* Begin Material for this exercise *

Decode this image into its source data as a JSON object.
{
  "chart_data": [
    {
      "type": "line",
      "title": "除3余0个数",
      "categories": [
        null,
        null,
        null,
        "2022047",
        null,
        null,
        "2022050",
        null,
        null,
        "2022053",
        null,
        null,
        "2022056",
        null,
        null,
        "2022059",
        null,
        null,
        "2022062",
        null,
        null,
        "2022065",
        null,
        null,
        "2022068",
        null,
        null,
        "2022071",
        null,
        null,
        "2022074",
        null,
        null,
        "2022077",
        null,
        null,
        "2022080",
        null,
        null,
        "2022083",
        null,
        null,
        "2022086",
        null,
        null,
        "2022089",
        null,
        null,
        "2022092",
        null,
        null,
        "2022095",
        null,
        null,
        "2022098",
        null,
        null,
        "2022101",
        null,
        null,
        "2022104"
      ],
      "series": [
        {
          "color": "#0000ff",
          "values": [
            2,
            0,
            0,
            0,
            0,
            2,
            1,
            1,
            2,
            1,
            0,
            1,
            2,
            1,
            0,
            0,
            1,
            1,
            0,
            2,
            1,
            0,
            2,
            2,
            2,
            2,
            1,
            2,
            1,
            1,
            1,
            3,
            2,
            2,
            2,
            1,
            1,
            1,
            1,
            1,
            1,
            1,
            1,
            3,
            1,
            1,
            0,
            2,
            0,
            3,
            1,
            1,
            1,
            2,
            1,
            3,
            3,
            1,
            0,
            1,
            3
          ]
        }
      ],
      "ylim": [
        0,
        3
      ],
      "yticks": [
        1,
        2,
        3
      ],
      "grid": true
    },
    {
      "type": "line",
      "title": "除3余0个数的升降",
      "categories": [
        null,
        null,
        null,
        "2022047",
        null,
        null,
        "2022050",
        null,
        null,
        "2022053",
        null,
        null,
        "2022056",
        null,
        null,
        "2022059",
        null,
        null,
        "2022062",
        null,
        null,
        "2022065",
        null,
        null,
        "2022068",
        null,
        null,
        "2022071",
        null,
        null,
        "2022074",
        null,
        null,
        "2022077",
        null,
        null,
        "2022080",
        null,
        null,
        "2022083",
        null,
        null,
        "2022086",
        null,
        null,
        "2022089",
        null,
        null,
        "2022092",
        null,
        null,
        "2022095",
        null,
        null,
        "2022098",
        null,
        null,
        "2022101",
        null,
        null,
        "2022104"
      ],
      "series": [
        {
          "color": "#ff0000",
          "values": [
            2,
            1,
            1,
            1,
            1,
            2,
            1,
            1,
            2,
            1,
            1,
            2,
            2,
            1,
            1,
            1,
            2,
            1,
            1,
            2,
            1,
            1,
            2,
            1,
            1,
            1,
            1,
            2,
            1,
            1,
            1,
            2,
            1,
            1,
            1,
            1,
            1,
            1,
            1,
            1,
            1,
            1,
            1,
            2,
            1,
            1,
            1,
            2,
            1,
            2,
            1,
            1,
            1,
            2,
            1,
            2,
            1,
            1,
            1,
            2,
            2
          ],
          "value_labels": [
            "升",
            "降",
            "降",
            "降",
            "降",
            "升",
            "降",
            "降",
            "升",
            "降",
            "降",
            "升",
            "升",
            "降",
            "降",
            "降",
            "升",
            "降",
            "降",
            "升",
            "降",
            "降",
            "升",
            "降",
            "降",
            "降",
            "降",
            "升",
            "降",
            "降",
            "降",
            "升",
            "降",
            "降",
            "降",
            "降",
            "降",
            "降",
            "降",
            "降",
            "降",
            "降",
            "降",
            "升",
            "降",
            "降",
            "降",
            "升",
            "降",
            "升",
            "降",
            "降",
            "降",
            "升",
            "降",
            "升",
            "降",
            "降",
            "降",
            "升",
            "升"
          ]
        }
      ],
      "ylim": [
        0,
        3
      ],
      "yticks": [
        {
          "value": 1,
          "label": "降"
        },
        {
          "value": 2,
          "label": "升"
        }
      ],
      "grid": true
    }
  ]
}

* End Material for this exercise *

> _Work to complete_: Reproduce each entry from the records above, character for character.

> _The reply_:
Decode this image into its source data as a JSON object.
{
  "chart_data": [
    {
      "type": "line",
      "title": "除3余0个数",
      "categories": [
        null,
        null,
        null,
        "2022047",
        null,
        null,
        "2022050",
        null,
        null,
        "2022053",
        null,
        null,
        "2022056",
        null,
        null,
        "2022059",
        null,
        null,
        "2022062",
        null,
        null,
        "2022065",
        null,
        null,
        "2022068",
        null,
        null,
        "2022071",
        null,
        null,
        "2022074",
        null,
        null,
        "2022077",
        null,
        null,
        "2022080",
        null,
        null,
        "2022083",
        null,
        null,
        "2022086",
        null,
        null,
        "2022089",
        null,
        null,
        "2022092",
        null,
        null,
        "2022095",
        null,
        null,
        "2022098",
        null,
        null,
        "2022101",
        null,
        null,
        "2022104"
      ],
      "series": [
        {
          "color": "#0000ff",
          "values": [
            2,
            0,
            0,
            0,
            0,
            2,
            1,
            1,
            2,
            1,
            0,
            1,
            2,
            1,
            0,
            0,
            1,
            1,
            0,
            2,
            1,
            0,
            2,
            2,
            2,
            2,
            1,
            2,
            1,
            1,
            1,
            3,
            2,
            2,
            2,
            1,
            1,
            1,
            1,
            1,
            1,
            1,
            1,
            3,
            1,
            1,
            0,
            2,
            0,
            3,
            1,
            1,
            1,
            2,
            1,
            3,
            3,
            1,
            0,
            1,
            3
          ]
        }
      ],
      "ylim": [
        0,
        3
      ],
      "yticks": [
        1,
        2,
        3
      ],
      "grid": true
    },
    {
      "type": "line",
      "title": "除3余0个数的升降",
      "categories": [
        null,
        null,
        null,
        "2022047",
        null,
        null,
        "2022050",
        null,
        null,
        "2022053",
        null,
        null,
        "2022056",
        null,
        null,
        "2022059",
        null,
        null,
        "2022062",
        null,
        null,
        "2022065",
        null,
        null,
        "2022068",
        null,
        null,
        "2022071",
        null,
        null,
        "2022074",
        null,
        null,
        "2022077",
        null,
        null,
        "2022080",
        null,
        null,
        "2022083",
        null,
        null,
        "2022086",
        null,
        null,
        "2022089",
        null,
        null,
        "2022092",
        null,
        null,
        "2022095",
        null,
        null,
        "2022098",
        null,
        null,
        "2022101",
        null,
        null,
        "2022104"
      ],
      "series": [
        {
          "color": "#ff0000",
          "values": [
            2,
            1,
            1,
            1,
            1,
            2,
            1,
            1,
            2,
            1,
            1,
            2,
            2,
            1,
            1,
            1,
            2,
            1,
            1,
            2,
            1,
            1,
            2,
            1,
            1,
            1,
            1,
            2,
            1,
            1,
            1,
            2,
            1,
            1,
            1,
            1,
            1,
            1,
            1,
            1,
            1,
            1,
            1,
            2,
            1,
            1,
            1,
            2,
            1,
            2,
            1,
            1,
            1,
            2,
            1,
            2,
            1,
            1,
            1,
            2,
            2
          ],
          "value_labels": [
            "升",
            "降",
            "降",
            "降",
            "降",
            "升",
            "降",
            "降",
            "升",
            "降",
            "降",
            "升",
            "升",
            "降",
            "降",
            "降",
            "升",
            "降",
            "降",
            "升",
            "降",
            "降",
            "升",
            "降",
            "降",
            "降",
            "降",
            "升",
            "降",
            "降",
            "降",
            "升",
            "降",
            "降",
            "降",
            "降",
            "降",
            "降",
            "降",
            "降",
            "降",
            "降",
            "降",
            "升",
            "降",
            "降",
            "降",
            "升",
            "降",
            "升",
            "降",
            "降",
            "降",
            "升",
            "降",
            "升",
            "降",
            "降",
            "降",
            "升",
            "升"
          ]
        }
      ],
      "ylim": [
        0,
        3
      ],
      "yticks": [
        {
          "value": 1,
          "label": "降"
        },
        {
          "value": 2,
          "label": "升"
        }
      ],
      "grid": true
    }
  ]
}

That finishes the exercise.